··· Extract to read

Is it so hard to see, that the consequences were never "you are blocked from entering your country"? As in "unheard of". For a crime thats supposed to be "joining something". Whatever thats supposed to mean. (I dont think joining anything is a crime... Lets see.. what would be the most outrageous example? Joing Putins elite guard. Not a crime. Joining Saddams Elite slingshot batallion. Not a crime. Joining some warlords organization in Afghanistan. Not a crime. Joining a group of people taking airplane training lessons to do another 9/11. Not a crime. (Not if you arent actively becoming an accomplice.) Lets say you get to know what they are planning, and dont tell anyone. If thats all you are doing you would be treated as a "accessory after fact" with a max sentence of one year in prison (roughly). And thats law being enacted in your own country.

Most crimes you did in other countries, you arent even liable for in  your own country. Ever. (Extradition programs are most often the closest thing.)

We have established, that "terrorism" is an exception. (Extraterritoritorial law), but thats for terrorism. As in committing the act. Or aiding to commit the act. Not for joining the organization.

And even if you did terrorism, and extraterritoral law goes into effect, you still will be sentenced in country - you dont loose citizenship.

The only way they possibly can delay you entry to your home country is "immanent danger" and they probably cant even strip your citicenship for that.

In the US case the responsible department did it by suddenly telling everyone, she was never a citizen legally - although she was.

In the UK case they did it by arguing that Shamima Begum was eligable for a citizenship in Bangladesh. So basically a case, where Britain claims "dual citizenship". And then revokes one.

None of that is "the consequences you face for joining - anything" - Its just a PR move that apparently is supposed to send a message - although it is unclear what message that would be..  (Dont become a dual citizen? Dont get effed over by the legal department acting probably illegally?)

Look at the French Foreign Legion (https://en.wikipedia.org/wiki/French_Foreign_Legion) which is basically an army for hire for anyone who wants to join. Even to fight against their own country. They offer citizenship to any soldier that gets injured in battle. But not before.  So that would have been an extremely bad model, if as soon as people from conflict countries (as in in conflict with the french) joined, they would have lost their citizenship. They didn't.

······

*Written task A*
Print the part of the post on citizenship between "And even if" and "acting probably illegally?)", inclusive.
*Written task B*
According to the post on citizenship, to which soldiers does the French Foreign Legion offer citizenship?
*Written task C*
Summarize the post on citizenship in two sentences.

··· Dataset records

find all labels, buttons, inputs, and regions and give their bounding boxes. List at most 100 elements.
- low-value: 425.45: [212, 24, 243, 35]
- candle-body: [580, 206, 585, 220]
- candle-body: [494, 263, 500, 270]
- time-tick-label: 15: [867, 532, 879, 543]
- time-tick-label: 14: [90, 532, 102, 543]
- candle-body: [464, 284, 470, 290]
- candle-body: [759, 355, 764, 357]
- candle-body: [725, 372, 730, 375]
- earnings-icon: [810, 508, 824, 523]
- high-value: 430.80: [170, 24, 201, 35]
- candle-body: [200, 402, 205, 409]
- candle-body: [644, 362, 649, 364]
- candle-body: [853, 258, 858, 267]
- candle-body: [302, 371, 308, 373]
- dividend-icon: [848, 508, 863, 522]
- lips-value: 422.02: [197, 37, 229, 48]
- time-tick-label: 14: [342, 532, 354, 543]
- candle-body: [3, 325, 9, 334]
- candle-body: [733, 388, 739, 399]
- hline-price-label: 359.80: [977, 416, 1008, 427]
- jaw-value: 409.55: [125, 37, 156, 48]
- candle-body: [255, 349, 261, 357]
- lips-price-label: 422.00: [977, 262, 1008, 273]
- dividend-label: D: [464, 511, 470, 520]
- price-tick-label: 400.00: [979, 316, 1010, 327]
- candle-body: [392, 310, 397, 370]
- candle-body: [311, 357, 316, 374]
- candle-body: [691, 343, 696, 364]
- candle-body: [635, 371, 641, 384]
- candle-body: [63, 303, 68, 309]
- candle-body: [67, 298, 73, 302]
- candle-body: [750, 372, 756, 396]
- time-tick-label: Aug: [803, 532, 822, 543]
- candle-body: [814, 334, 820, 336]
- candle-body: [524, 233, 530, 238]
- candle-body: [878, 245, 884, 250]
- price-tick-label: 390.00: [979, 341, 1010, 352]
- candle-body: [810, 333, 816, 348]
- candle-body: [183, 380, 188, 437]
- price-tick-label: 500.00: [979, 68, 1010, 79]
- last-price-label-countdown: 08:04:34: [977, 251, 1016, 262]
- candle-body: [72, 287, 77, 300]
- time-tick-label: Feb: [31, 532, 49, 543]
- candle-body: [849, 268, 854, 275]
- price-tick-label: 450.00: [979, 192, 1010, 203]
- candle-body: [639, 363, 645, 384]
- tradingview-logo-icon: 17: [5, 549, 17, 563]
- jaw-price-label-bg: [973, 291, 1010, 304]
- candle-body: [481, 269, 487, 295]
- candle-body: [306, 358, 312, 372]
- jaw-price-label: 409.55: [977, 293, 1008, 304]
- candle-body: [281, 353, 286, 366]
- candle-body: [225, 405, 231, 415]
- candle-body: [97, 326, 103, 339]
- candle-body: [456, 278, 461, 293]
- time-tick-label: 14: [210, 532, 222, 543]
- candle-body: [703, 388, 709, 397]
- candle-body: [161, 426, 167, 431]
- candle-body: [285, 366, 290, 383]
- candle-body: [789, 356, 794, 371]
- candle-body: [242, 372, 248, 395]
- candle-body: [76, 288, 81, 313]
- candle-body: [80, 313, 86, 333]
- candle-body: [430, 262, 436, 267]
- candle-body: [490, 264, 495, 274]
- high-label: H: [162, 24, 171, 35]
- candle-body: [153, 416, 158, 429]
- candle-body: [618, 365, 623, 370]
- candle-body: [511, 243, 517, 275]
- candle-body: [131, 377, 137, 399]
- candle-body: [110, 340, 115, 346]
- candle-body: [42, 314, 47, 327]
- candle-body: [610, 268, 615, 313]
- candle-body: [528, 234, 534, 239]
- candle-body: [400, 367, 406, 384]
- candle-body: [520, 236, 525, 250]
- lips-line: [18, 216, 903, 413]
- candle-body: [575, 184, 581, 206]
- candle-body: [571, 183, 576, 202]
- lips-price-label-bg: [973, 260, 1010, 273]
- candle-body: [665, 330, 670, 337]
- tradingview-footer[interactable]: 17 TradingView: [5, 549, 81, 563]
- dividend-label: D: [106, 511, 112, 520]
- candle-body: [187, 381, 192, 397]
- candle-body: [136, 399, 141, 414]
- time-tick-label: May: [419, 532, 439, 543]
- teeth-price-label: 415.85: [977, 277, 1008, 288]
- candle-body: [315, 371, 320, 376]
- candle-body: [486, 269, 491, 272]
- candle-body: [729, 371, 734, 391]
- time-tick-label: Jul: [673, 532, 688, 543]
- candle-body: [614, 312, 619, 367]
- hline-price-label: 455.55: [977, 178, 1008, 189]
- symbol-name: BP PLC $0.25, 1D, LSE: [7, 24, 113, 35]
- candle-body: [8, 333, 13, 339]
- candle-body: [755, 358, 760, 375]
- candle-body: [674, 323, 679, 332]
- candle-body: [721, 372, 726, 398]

······

*Final result A*
And even if you did terrorism, and extraterritoral law goes into effect, you still will be sentenced in country - you dont loose citizenship.

The only way they possibly can delay you entry to your home country is "immanent danger" and they probably cant even strip your citicenship for that.

In the US case the responsible department did it by suddenly telling everyone, she was never a citizen legally - although she was.

In the UK case they did it by arguing that Shamima Begum was eligable for a citizenship in Bangladesh. So basically a case, where Britain claims "dual citizenship". And then revokes one.

None of that is "the consequences you face for joining - anything" - Its just a PR move that apparently is supposed to send a message - although it is unclear what message that would be..  (Dont become a dual citizen? Dont get effed over by the legal department acting probably illegally?)

*Final result B*
It offers citizenship to any soldier who gets injured in battle.

*Final result C*
The post argues that being blocked from entering one's own country was never a consequence of joining something, and that even someone who commits terrorism and falls under extraterritorial law is sentenced at home without losing citizenship. It calls the US and UK cases, where the UK pointed to Shamima Begum's eligibility for Bangladeshi citizenship, a PR move, and it cites the French Foreign Legion, whose recruits from conflict countries did not lose their citizenship.